* Given instruction: Output every entry exactly as written, but omit the pictures.

* Record excerpts:
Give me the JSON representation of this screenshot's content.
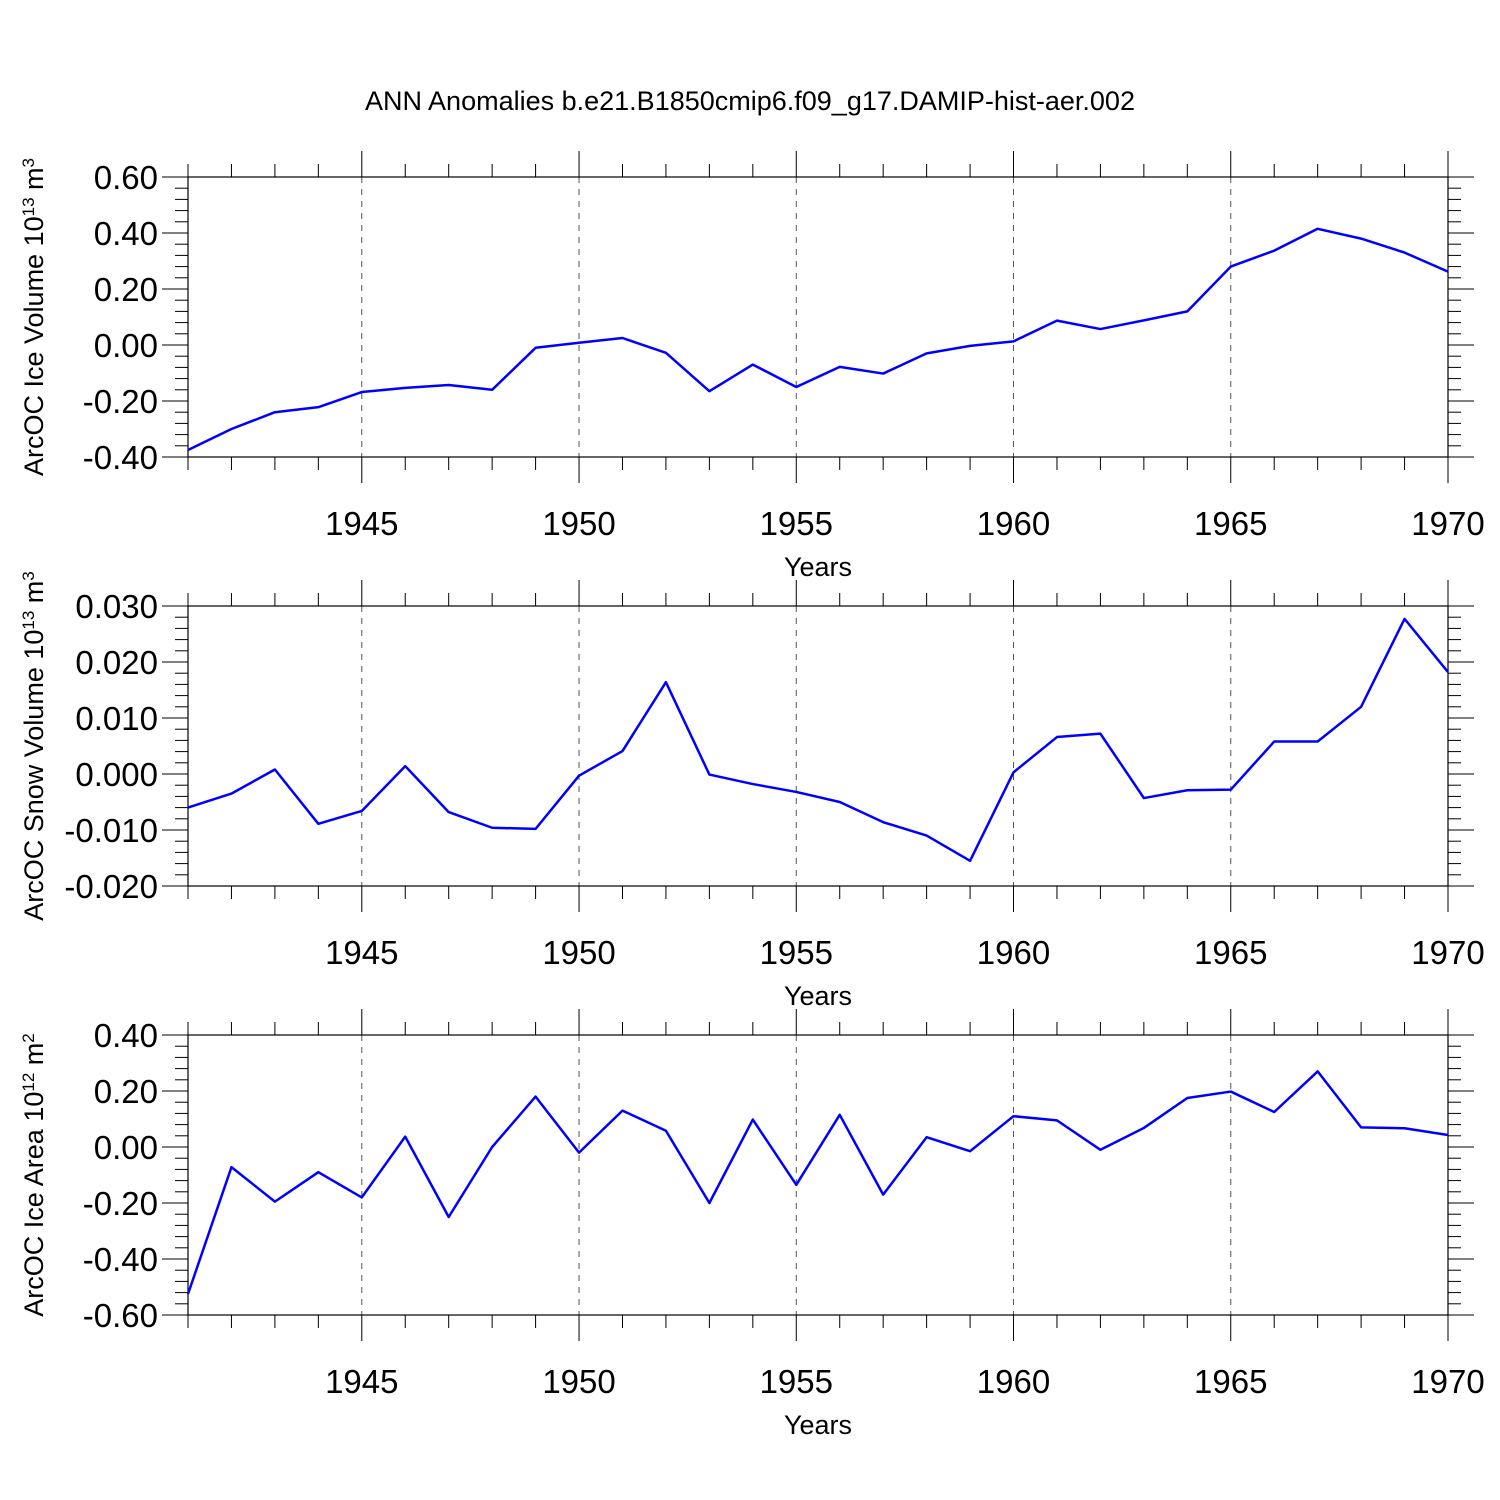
{
  "chart_data": [
    {
      "type": "line",
      "title": "ANN Anomalies b.e21.B1850cmip6.f09_g17.DAMIP-hist-aer.002",
      "xlabel": "Years",
      "ylabel": "ArcOC Ice Volume 10",
      "ylabel_exp": "13",
      "ylabel_unit": " m",
      "ylabel_unit_exp": "3",
      "xlim": [
        1941,
        1970
      ],
      "ylim": [
        -0.4,
        0.6
      ],
      "yticks": [
        -0.4,
        -0.2,
        0.0,
        0.2,
        0.4,
        0.6
      ],
      "ytick_labels": [
        "-0.40",
        "-0.20",
        "0.00",
        "0.20",
        "0.40",
        "0.60"
      ],
      "xticks": [
        1945,
        1950,
        1955,
        1960,
        1965,
        1970
      ],
      "xtick_labels": [
        "1945",
        "1950",
        "1955",
        "1960",
        "1965",
        "1970"
      ],
      "grid": "vertical dashed at major x ticks",
      "line_color": "#0000ff",
      "series": [
        {
          "name": "ArcOC Ice Volume",
          "x": [
            1941,
            1942,
            1943,
            1944,
            1945,
            1946,
            1947,
            1948,
            1949,
            1950,
            1951,
            1952,
            1953,
            1954,
            1955,
            1956,
            1957,
            1958,
            1959,
            1960,
            1961,
            1962,
            1963,
            1964,
            1965,
            1966,
            1967,
            1968,
            1969,
            1970
          ],
          "values": [
            -0.375,
            -0.3,
            -0.24,
            -0.222,
            -0.168,
            -0.153,
            -0.143,
            -0.16,
            -0.01,
            0.008,
            0.025,
            -0.028,
            -0.165,
            -0.07,
            -0.15,
            -0.078,
            -0.102,
            -0.03,
            -0.003,
            0.013,
            0.087,
            0.057,
            0.088,
            0.12,
            0.28,
            0.337,
            0.415,
            0.38,
            0.33,
            0.262
          ]
        }
      ]
    },
    {
      "type": "line",
      "xlabel": "Years",
      "ylabel": "ArcOC Snow Volume 10",
      "ylabel_exp": "13",
      "ylabel_unit": " m",
      "ylabel_unit_exp": "3",
      "xlim": [
        1941,
        1970
      ],
      "ylim": [
        -0.02,
        0.03
      ],
      "yticks": [
        -0.02,
        -0.01,
        0.0,
        0.01,
        0.02,
        0.03
      ],
      "ytick_labels": [
        "-0.020",
        "-0.010",
        "0.000",
        "0.010",
        "0.020",
        "0.030"
      ],
      "xticks": [
        1945,
        1950,
        1955,
        1960,
        1965,
        1970
      ],
      "xtick_labels": [
        "1945",
        "1950",
        "1955",
        "1960",
        "1965",
        "1970"
      ],
      "grid": "vertical dashed at major x ticks",
      "line_color": "#0000ff",
      "series": [
        {
          "name": "ArcOC Snow Volume",
          "x": [
            1941,
            1942,
            1943,
            1944,
            1945,
            1946,
            1947,
            1948,
            1949,
            1950,
            1951,
            1952,
            1953,
            1954,
            1955,
            1956,
            1957,
            1958,
            1959,
            1960,
            1961,
            1962,
            1963,
            1964,
            1965,
            1966,
            1967,
            1968,
            1969,
            1970
          ],
          "values": [
            -0.006,
            -0.0035,
            0.0008,
            -0.0089,
            -0.0066,
            0.0014,
            -0.0068,
            -0.0096,
            -0.0098,
            -0.0003,
            0.0041,
            0.0164,
            -0.0001,
            -0.0018,
            -0.0032,
            -0.005,
            -0.0086,
            -0.011,
            -0.0155,
            0.0003,
            0.0066,
            0.0072,
            -0.0043,
            -0.0029,
            -0.0028,
            0.0058,
            0.0058,
            0.012,
            0.0277,
            0.0182
          ]
        }
      ]
    },
    {
      "type": "line",
      "xlabel": "Years",
      "ylabel": "ArcOC Ice Area 10",
      "ylabel_exp": "12",
      "ylabel_unit": " m",
      "ylabel_unit_exp": "2",
      "xlim": [
        1941,
        1970
      ],
      "ylim": [
        -0.6,
        0.4
      ],
      "yticks": [
        -0.6,
        -0.4,
        -0.2,
        0.0,
        0.2,
        0.4
      ],
      "ytick_labels": [
        "-0.60",
        "-0.40",
        "-0.20",
        "0.00",
        "0.20",
        "0.40"
      ],
      "xticks": [
        1945,
        1950,
        1955,
        1960,
        1965,
        1970
      ],
      "xtick_labels": [
        "1945",
        "1950",
        "1955",
        "1960",
        "1965",
        "1970"
      ],
      "grid": "vertical dashed at major x ticks",
      "line_color": "#0000ff",
      "series": [
        {
          "name": "ArcOC Ice Area",
          "x": [
            1941,
            1942,
            1943,
            1944,
            1945,
            1946,
            1947,
            1948,
            1949,
            1950,
            1951,
            1952,
            1953,
            1954,
            1955,
            1956,
            1957,
            1958,
            1959,
            1960,
            1961,
            1962,
            1963,
            1964,
            1965,
            1966,
            1967,
            1968,
            1969,
            1970
          ],
          "values": [
            -0.525,
            -0.072,
            -0.195,
            -0.09,
            -0.18,
            0.037,
            -0.25,
            0.0,
            0.18,
            -0.02,
            0.13,
            0.058,
            -0.2,
            0.098,
            -0.135,
            0.115,
            -0.17,
            0.035,
            -0.015,
            0.11,
            0.095,
            -0.01,
            0.068,
            0.175,
            0.198,
            0.125,
            0.27,
            0.07,
            0.067,
            0.043
          ]
        }
      ]
    }
  ]
}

* Answer:
Give me the JSON representation of this screenshot's content.
{
  "chart_data": [
    {
      "type": "line",
      "title": "ANN Anomalies b.e21.B1850cmip6.f09_g17.DAMIP-hist-aer.002",
      "xlabel": "Years",
      "ylabel": "ArcOC Ice Volume 10",
      "ylabel_exp": "13",
      "ylabel_unit": " m",
      "ylabel_unit_exp": "3",
      "xlim": [
        1941,
        1970
      ],
      "ylim": [
        -0.4,
        0.6
      ],
      "yticks": [
        -0.4,
        -0.2,
        0.0,
        0.2,
        0.4,
        0.6
      ],
      "ytick_labels": [
        "-0.40",
        "-0.20",
        "0.00",
        "0.20",
        "0.40",
        "0.60"
      ],
      "xticks": [
        1945,
        1950,
        1955,
        1960,
        1965,
        1970
      ],
      "xtick_labels": [
        "1945",
        "1950",
        "1955",
        "1960",
        "1965",
        "1970"
      ],
      "grid": "vertical dashed at major x ticks",
      "line_color": "#0000ff",
      "series": [
        {
          "name": "ArcOC Ice Volume",
          "x": [
            1941,
            1942,
            1943,
            1944,
            1945,
            1946,
            1947,
            1948,
            1949,
            1950,
            1951,
            1952,
            1953,
            1954,
            1955,
            1956,
            1957,
            1958,
            1959,
            1960,
            1961,
            1962,
            1963,
            1964,
            1965,
            1966,
            1967,
            1968,
            1969,
            1970
          ],
          "values": [
            -0.375,
            -0.3,
            -0.24,
            -0.222,
            -0.168,
            -0.153,
            -0.143,
            -0.16,
            -0.01,
            0.008,
            0.025,
            -0.028,
            -0.165,
            -0.07,
            -0.15,
            -0.078,
            -0.102,
            -0.03,
            -0.003,
            0.013,
            0.087,
            0.057,
            0.088,
            0.12,
            0.28,
            0.337,
            0.415,
            0.38,
            0.33,
            0.262
          ]
        }
      ]
    },
    {
      "type": "line",
      "xlabel": "Years",
      "ylabel": "ArcOC Snow Volume 10",
      "ylabel_exp": "13",
      "ylabel_unit": " m",
      "ylabel_unit_exp": "3",
      "xlim": [
        1941,
        1970
      ],
      "ylim": [
        -0.02,
        0.03
      ],
      "yticks": [
        -0.02,
        -0.01,
        0.0,
        0.01,
        0.02,
        0.03
      ],
      "ytick_labels": [
        "-0.020",
        "-0.010",
        "0.000",
        "0.010",
        "0.020",
        "0.030"
      ],
      "xticks": [
        1945,
        1950,
        1955,
        1960,
        1965,
        1970
      ],
      "xtick_labels": [
        "1945",
        "1950",
        "1955",
        "1960",
        "1965",
        "1970"
      ],
      "grid": "vertical dashed at major x ticks",
      "line_color": "#0000ff",
      "series": [
        {
          "name": "ArcOC Snow Volume",
          "x": [
            1941,
            1942,
            1943,
            1944,
            1945,
            1946,
            1947,
            1948,
            1949,
            1950,
            1951,
            1952,
            1953,
            1954,
            1955,
            1956,
            1957,
            1958,
            1959,
            1960,
            1961,
            1962,
            1963,
            1964,
            1965,
            1966,
            1967,
            1968,
            1969,
            1970
          ],
          "values": [
            -0.006,
            -0.0035,
            0.0008,
            -0.0089,
            -0.0066,
            0.0014,
            -0.0068,
            -0.0096,
            -0.0098,
            -0.0003,
            0.0041,
            0.0164,
            -0.0001,
            -0.0018,
            -0.0032,
            -0.005,
            -0.0086,
            -0.011,
            -0.0155,
            0.0003,
            0.0066,
            0.0072,
            -0.0043,
            -0.0029,
            -0.0028,
            0.0058,
            0.0058,
            0.012,
            0.0277,
            0.0182
          ]
        }
      ]
    },
    {
      "type": "line",
      "xlabel": "Years",
      "ylabel": "ArcOC Ice Area 10",
      "ylabel_exp": "12",
      "ylabel_unit": " m",
      "ylabel_unit_exp": "2",
      "xlim": [
        1941,
        1970
      ],
      "ylim": [
        -0.6,
        0.4
      ],
      "yticks": [
        -0.6,
        -0.4,
        -0.2,
        0.0,
        0.2,
        0.4
      ],
      "ytick_labels": [
        "-0.60",
        "-0.40",
        "-0.20",
        "0.00",
        "0.20",
        "0.40"
      ],
      "xticks": [
        1945,
        1950,
        1955,
        1960,
        1965,
        1970
      ],
      "xtick_labels": [
        "1945",
        "1950",
        "1955",
        "1960",
        "1965",
        "1970"
      ],
      "grid": "vertical dashed at major x ticks",
      "line_color": "#0000ff",
      "series": [
        {
          "name": "ArcOC Ice Area",
          "x": [
            1941,
            1942,
            1943,
            1944,
            1945,
            1946,
            1947,
            1948,
            1949,
            1950,
            1951,
            1952,
            1953,
            1954,
            1955,
            1956,
            1957,
            1958,
            1959,
            1960,
            1961,
            1962,
            1963,
            1964,
            1965,
            1966,
            1967,
            1968,
            1969,
            1970
          ],
          "values": [
            -0.525,
            -0.072,
            -0.195,
            -0.09,
            -0.18,
            0.037,
            -0.25,
            0.0,
            0.18,
            -0.02,
            0.13,
            0.058,
            -0.2,
            0.098,
            -0.135,
            0.115,
            -0.17,
            0.035,
            -0.015,
            0.11,
            0.095,
            -0.01,
            0.068,
            0.175,
            0.198,
            0.125,
            0.27,
            0.07,
            0.067,
            0.043
          ]
        }
      ]
    }
  ]
}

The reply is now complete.